Required task: Return each line containing the string "пользовательского".

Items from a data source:
+===+

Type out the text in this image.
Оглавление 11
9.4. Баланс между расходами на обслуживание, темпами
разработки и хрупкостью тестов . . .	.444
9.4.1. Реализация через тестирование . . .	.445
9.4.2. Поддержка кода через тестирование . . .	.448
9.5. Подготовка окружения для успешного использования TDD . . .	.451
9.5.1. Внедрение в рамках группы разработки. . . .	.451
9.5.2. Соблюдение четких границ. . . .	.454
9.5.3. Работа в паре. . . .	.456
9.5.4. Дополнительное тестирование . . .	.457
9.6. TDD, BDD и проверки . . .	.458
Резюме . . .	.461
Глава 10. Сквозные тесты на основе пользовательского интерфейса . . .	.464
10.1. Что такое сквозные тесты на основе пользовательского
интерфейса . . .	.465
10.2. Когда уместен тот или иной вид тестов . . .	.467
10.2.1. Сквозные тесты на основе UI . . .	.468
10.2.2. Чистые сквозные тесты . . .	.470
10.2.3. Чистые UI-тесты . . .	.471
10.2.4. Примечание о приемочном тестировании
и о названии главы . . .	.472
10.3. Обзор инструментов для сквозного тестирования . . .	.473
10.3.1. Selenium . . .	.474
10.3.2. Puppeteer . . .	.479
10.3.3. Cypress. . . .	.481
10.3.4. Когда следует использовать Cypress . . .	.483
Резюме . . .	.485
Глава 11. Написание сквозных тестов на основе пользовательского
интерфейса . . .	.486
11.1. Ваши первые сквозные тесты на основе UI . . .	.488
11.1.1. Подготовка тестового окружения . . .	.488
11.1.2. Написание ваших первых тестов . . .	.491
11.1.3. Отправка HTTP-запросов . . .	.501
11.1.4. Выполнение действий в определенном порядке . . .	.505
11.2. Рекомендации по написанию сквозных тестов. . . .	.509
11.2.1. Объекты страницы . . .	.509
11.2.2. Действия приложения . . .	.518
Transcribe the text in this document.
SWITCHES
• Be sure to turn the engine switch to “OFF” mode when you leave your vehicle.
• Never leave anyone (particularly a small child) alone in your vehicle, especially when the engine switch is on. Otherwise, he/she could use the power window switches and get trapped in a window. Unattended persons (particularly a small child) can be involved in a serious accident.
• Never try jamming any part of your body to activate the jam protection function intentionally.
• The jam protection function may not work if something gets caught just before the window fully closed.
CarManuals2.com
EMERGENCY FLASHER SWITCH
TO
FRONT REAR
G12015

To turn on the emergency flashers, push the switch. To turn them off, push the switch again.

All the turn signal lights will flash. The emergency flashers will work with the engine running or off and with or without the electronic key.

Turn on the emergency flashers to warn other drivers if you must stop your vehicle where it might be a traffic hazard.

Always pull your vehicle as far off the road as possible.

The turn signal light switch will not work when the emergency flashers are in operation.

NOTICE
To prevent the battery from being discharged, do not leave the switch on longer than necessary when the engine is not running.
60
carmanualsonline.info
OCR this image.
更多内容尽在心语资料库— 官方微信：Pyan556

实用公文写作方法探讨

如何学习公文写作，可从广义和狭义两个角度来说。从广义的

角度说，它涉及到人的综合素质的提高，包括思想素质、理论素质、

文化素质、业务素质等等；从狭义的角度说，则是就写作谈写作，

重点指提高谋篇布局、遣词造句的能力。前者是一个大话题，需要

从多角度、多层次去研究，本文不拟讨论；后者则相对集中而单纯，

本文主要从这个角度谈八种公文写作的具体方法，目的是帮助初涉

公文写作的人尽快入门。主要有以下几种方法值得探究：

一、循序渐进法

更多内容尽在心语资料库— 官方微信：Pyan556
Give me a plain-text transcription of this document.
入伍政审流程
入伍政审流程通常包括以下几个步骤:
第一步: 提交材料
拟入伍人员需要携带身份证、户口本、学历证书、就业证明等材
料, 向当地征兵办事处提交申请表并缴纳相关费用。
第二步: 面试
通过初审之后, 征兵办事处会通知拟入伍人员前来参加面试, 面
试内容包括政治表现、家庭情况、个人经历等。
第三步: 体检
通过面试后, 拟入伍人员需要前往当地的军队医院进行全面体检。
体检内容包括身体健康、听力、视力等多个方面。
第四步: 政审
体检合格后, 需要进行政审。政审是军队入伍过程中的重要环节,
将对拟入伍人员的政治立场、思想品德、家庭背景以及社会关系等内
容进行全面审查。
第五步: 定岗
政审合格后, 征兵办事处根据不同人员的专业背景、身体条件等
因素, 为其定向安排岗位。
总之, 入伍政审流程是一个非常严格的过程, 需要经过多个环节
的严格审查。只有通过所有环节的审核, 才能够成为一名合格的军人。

+===+

Result for this exercise:
Глава 10. Сквозные тесты на основе пользовательского интерфейса . . .	.464
10.1. Что такое сквозные тесты на основе пользовательского
Глава 11. Написание сквозных тестов на основе пользовательского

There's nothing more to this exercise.